[Records from a collection of figures]
________________

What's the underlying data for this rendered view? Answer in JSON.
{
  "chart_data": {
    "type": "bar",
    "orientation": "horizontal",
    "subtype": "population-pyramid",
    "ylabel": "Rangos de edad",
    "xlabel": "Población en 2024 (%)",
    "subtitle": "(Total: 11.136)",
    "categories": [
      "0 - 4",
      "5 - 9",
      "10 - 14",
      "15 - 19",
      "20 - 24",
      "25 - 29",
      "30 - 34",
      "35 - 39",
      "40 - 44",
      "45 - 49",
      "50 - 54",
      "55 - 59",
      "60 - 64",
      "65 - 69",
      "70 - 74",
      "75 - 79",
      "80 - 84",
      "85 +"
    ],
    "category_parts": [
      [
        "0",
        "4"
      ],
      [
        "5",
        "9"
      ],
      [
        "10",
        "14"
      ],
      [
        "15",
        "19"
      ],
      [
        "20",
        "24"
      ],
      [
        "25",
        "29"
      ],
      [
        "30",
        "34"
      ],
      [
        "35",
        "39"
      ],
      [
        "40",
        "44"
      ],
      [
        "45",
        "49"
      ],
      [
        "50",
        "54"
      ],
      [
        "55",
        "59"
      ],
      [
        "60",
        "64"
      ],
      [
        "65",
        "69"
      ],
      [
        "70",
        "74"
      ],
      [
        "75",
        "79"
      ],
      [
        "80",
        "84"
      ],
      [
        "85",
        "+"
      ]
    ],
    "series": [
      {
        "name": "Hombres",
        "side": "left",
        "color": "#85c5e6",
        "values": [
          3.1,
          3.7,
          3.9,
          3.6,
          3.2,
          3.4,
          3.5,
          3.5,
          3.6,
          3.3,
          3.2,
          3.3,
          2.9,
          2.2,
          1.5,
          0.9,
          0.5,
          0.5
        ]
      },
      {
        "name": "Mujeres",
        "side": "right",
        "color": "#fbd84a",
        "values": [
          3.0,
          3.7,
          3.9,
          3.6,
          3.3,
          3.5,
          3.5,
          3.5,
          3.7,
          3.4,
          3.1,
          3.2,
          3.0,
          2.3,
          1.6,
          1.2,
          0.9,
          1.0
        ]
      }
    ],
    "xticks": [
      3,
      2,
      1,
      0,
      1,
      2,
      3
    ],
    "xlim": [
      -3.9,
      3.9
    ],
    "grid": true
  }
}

________________

▶ [Your objective]:
Print every entry exactly as it appears.

▶ [Response]:
What's the underlying data for this rendered view? Answer in JSON.
{
  "chart_data": {
    "type": "bar",
    "orientation": "horizontal",
    "subtype": "population-pyramid",
    "ylabel": "Rangos de edad",
    "xlabel": "Población en 2024 (%)",
    "subtitle": "(Total: 11.136)",
    "categories": [
      "0 - 4",
      "5 - 9",
      "10 - 14",
      "15 - 19",
      "20 - 24",
      "25 - 29",
      "30 - 34",
      "35 - 39",
      "40 - 44",
      "45 - 49",
      "50 - 54",
      "55 - 59",
      "60 - 64",
      "65 - 69",
      "70 - 74",
      "75 - 79",
      "80 - 84",
      "85 +"
    ],
    "category_parts": [
      [
        "0",
        "4"
      ],
      [
        "5",
        "9"
      ],
      [
        "10",
        "14"
      ],
      [
        "15",
        "19"
      ],
      [
        "20",
        "24"
      ],
      [
        "25",
        "29"
      ],
      [
        "30",
        "34"
      ],
      [
        "35",
        "39"
      ],
      [
        "40",
        "44"
      ],
      [
        "45",
        "49"
      ],
      [
        "50",
        "54"
      ],
      [
        "55",
        "59"
      ],
      [
        "60",
        "64"
      ],
      [
        "65",
        "69"
      ],
      [
        "70",
        "74"
      ],
      [
        "75",
        "79"
      ],
      [
        "80",
        "84"
      ],
      [
        "85",
        "+"
      ]
    ],
    "series": [
      {
        "name": "Hombres",
        "side": "left",
        "color": "#85c5e6",
        "values": [
          3.1,
          3.7,
          3.9,
          3.6,
          3.2,
          3.4,
          3.5,
          3.5,
          3.6,
          3.3,
          3.2,
          3.3,
          2.9,
          2.2,
          1.5,
          0.9,
          0.5,
          0.5
        ]
      },
      {
        "name": "Mujeres",
        "side": "right",
        "color": "#fbd84a",
        "values": [
          3.0,
          3.7,
          3.9,
          3.6,
          3.3,
          3.5,
          3.5,
          3.5,
          3.7,
          3.4,
          3.1,
          3.2,
          3.0,
          2.3,
          1.6,
          1.2,
          0.9,
          1.0
        ]
      }
    ],
    "xticks": [
      3,
      2,
      1,
      0,
      1,
      2,
      3
    ],
    "xlim": [
      -3.9,
      3.9
    ],
    "grid": true
  }
}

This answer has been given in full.